EXERCISE PASSAGE:
********************
It's unfortunate "Medal of Honor," the reboot of the 11-year-old military shooter franchise set in present-day Afghanistan, was banned from being sold on U.S. military bases because the video game's single-player campaign is more an interactive tribute to troops fighting in the Middle East than any other shoot-'em-up.
Military officials decided not to stock "Medal of Honor" after protests about the multiplayer mode, which allowed gamers to play as combatants representing the Taliban. Last week, Electronic Arts announced those characters would instead be dubbed as the more ambiguous Opposing Force.
However, the turbans and improvised explosive devices remain in the multiplayer mode by "Battlefield: Bad Company" developer DICE, making the name change a needless concession, especially considering how integral Afghanistan and the Taliban are to developer Danger Close's solo campaign, told from the perspective of four U.S. soldiers.
The solo gameplay is at its best with sustained firefight scenarios realistic enough for a Ken Burns war documentary yet exhilarating enough for a Michael Bay blockbuster.
One of the most tense moments involves fending off approaching Taliban forces while Adams and his fellow Rangers are trapped inside a building being pummeled with rocket-propelled grenades. Right when you think the battle is over, a truck loaded with a bomb slams into the rickety structure.
There are similarities to developer Infinity Ward's "Modern Warfare" series, which contemporized publisher Activision's "Call of Duty" franchise. For example, instead of driving as "Roach" on a snowmobile down Kazakhstan slopes, players must guide "Deuce" on an all-terrain vehicle through an Afghanistan valley.
********************
DIRECTIONS FOR THIS TASK: Continue the review of the "Medal of Honor" video game, picking up after its last sentence.

Structured page parsing data:
********************
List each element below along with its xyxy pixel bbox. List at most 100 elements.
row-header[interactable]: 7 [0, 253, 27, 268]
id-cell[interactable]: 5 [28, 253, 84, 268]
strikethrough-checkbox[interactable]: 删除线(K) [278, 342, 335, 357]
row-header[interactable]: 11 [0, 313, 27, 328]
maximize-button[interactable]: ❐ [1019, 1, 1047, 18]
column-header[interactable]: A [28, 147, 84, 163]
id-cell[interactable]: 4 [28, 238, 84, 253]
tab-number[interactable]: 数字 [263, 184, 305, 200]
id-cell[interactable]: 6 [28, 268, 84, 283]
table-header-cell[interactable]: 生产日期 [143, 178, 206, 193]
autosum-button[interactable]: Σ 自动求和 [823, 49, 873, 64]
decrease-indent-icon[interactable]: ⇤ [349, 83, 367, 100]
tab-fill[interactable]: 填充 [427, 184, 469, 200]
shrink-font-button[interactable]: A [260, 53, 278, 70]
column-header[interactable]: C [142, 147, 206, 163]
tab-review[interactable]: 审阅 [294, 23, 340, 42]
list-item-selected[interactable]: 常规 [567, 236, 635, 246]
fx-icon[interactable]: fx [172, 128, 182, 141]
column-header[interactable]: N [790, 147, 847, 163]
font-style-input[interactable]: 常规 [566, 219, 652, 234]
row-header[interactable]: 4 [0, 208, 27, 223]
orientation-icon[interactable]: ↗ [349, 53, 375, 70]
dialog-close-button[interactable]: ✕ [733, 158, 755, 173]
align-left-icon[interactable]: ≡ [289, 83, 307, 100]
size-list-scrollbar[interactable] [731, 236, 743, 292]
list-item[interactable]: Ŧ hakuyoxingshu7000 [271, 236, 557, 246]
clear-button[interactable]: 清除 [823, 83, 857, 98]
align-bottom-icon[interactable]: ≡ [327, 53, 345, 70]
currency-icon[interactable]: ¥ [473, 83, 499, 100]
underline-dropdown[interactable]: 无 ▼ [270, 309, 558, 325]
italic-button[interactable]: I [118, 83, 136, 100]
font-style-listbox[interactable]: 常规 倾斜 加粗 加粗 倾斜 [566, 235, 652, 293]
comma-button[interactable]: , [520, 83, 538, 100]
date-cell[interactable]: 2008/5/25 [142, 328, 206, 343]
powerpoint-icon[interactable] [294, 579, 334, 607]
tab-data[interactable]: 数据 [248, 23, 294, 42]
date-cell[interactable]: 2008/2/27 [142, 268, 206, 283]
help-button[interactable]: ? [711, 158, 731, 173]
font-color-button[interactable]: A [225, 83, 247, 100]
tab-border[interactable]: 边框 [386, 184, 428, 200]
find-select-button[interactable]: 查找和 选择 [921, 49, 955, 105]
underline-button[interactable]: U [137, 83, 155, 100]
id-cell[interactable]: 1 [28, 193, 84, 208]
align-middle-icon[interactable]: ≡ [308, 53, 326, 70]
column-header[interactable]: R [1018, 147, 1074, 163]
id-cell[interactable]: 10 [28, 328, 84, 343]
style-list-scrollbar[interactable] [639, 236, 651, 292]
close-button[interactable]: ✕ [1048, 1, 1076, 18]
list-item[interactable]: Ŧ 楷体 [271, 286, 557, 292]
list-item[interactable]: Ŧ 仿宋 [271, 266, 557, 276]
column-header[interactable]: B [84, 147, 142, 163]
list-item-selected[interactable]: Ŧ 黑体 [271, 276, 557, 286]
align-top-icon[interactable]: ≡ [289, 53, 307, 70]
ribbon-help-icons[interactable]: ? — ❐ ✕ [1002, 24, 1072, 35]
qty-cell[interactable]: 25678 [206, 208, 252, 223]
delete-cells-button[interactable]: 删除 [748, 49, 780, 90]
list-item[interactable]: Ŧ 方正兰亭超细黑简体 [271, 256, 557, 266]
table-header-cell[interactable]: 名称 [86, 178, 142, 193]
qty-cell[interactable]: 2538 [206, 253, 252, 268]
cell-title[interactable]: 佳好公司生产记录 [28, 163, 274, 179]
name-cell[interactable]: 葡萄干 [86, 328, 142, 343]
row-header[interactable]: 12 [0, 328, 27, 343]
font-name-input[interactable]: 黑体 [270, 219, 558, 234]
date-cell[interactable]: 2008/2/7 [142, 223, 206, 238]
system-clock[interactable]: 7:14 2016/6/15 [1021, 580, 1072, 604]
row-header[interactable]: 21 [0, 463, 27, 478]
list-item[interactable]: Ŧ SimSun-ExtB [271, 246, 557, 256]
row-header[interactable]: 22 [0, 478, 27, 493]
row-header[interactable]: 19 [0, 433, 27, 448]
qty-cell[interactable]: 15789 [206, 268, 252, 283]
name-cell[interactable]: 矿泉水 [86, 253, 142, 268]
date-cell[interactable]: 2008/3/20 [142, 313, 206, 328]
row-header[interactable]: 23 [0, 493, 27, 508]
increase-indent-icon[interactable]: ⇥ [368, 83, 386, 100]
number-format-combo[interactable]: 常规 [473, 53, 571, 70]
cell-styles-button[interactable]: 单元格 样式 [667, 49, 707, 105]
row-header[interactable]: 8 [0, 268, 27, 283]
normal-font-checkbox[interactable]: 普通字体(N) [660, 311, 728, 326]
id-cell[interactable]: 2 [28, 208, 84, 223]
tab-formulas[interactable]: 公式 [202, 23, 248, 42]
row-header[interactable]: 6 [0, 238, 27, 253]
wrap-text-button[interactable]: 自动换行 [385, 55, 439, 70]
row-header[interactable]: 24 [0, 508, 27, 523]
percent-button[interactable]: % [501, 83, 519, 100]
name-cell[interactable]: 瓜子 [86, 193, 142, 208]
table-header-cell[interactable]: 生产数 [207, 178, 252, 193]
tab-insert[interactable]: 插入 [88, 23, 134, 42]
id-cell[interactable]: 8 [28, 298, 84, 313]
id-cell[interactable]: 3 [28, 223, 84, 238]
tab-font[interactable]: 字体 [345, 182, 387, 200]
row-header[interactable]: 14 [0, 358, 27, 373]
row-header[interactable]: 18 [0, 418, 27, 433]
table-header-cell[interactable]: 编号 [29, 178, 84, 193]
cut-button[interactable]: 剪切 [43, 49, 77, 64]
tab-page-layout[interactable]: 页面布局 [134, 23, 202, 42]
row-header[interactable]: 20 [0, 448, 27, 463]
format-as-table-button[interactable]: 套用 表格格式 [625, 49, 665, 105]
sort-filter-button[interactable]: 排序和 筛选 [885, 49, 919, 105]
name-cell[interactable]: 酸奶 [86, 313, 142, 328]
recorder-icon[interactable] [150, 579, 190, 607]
********************
ANSWER BOX:
But this new "Medal of Honor" isn't a "Modern Warfare" clone. Where both "Modern Warfare" games excelled at balancing ripped-from-the-headlines realism with over-the-top action, "Medal of Honor" does not have enough story and action sequences to be a real competitor for "Call of Duty."
Graphically, it doesn't help that "Medal of Honor" isn't as smooth looking as "Modern Warfare." Several target-painting pursuits and one explosive air mission aren't enough to break up the monotonous ground battles scattered across the Afghan terrain.
The gun-toting action is more frantic in the multiplayer mode, an experience completely disconnected from the single-player campaign. Some gamers might appreciate the more minimalist approach to multiplayer, but it feels like a mishmash of what's been seen in "Modern Warfare" and "Battlefield" - and isn't as slick or addictive as either.
And, there's something slightly unsettling, although not totally monstrous, about playing as the Opposing Force.
"Medal of Honor" doesn't quite reinvigorate the series the way "Modern Warfare" did for "Call of Duty." Die-hard military shooter fans will no doubt need a taste of the solo campaign's unapologetic authenticity and the multiplayer mode's breakneck skirmishes, but everyone else should wait until "Black Ops" is served.